── Data for processing
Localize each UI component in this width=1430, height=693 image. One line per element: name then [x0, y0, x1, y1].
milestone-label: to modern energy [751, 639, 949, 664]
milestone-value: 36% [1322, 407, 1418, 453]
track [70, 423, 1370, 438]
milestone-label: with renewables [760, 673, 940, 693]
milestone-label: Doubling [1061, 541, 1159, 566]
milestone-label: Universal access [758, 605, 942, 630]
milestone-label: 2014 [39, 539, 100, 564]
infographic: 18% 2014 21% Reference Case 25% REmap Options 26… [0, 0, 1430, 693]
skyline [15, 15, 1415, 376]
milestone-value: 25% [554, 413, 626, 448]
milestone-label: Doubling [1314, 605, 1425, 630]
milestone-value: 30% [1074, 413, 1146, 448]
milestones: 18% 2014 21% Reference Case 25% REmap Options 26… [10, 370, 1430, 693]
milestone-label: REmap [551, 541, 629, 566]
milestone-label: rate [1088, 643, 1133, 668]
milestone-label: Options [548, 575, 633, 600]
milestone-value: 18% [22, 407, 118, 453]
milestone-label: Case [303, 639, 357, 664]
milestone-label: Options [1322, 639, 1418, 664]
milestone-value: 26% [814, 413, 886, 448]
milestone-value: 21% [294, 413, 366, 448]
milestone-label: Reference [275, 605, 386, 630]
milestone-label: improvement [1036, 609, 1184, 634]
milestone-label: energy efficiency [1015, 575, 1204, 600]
────
── Data for processing
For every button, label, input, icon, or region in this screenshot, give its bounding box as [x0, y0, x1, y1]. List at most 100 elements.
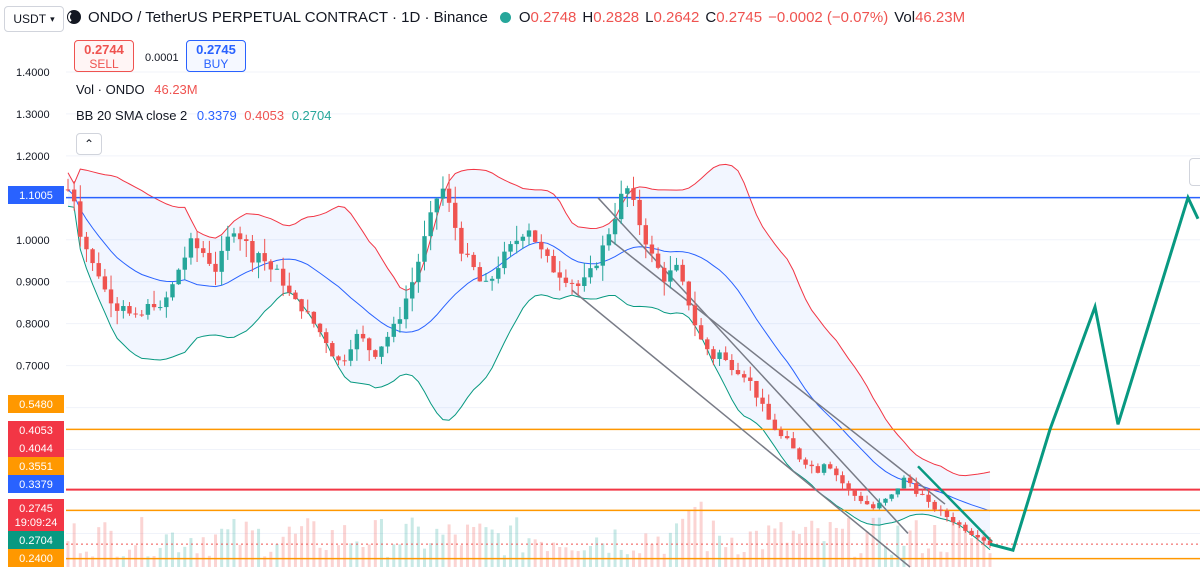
────
• **Task statement**: Express the part that opens with the line containing "Localize each UI" and closes with the line containing "milestone-label: energy efficiency" as a numbered list, leaving out any blank lines.

• **Correct response**:
1. Localize each UI component in this width=1430, height=693 image. One line per element: name then [x0, y0, x1, y1].
2. milestone-label: to modern energy [751, 639, 949, 664]
3. milestone-value: 36% [1322, 407, 1418, 453]
4. track [70, 423, 1370, 438]
5. milestone-label: with renewables [760, 673, 940, 693]
6. milestone-label: Doubling [1061, 541, 1159, 566]
7. milestone-label: Universal access [758, 605, 942, 630]
8. milestone-label: 2014 [39, 539, 100, 564]
9. infographic: 18% 2014 21% Reference Case 25% REmap Options 26… [0, 0, 1430, 693]
10. skyline [15, 15, 1415, 376]
11. milestone-value: 25% [554, 413, 626, 448]
12. milestone-label: Doubling [1314, 605, 1425, 630]
13. milestone-value: 30% [1074, 413, 1146, 448]
14. milestones: 18% 2014 21% Reference Case 25% REmap Options 26… [10, 370, 1430, 693]
15. milestone-label: REmap [551, 541, 629, 566]
16. milestone-label: rate [1088, 643, 1133, 668]
17. milestone-label: Options [548, 575, 633, 600]
18. milestone-value: 18% [22, 407, 118, 453]
19. milestone-label: Case [303, 639, 357, 664]
20. milestone-label: Options [1322, 639, 1418, 664]
21. milestone-value: 26% [814, 413, 886, 448]
22. milestone-value: 21% [294, 413, 366, 448]
23. milestone-label: Reference [275, 605, 386, 630]
24. milestone-label: improvement [1036, 609, 1184, 634]
25. milestone-label: energy efficiency [1015, 575, 1204, 600]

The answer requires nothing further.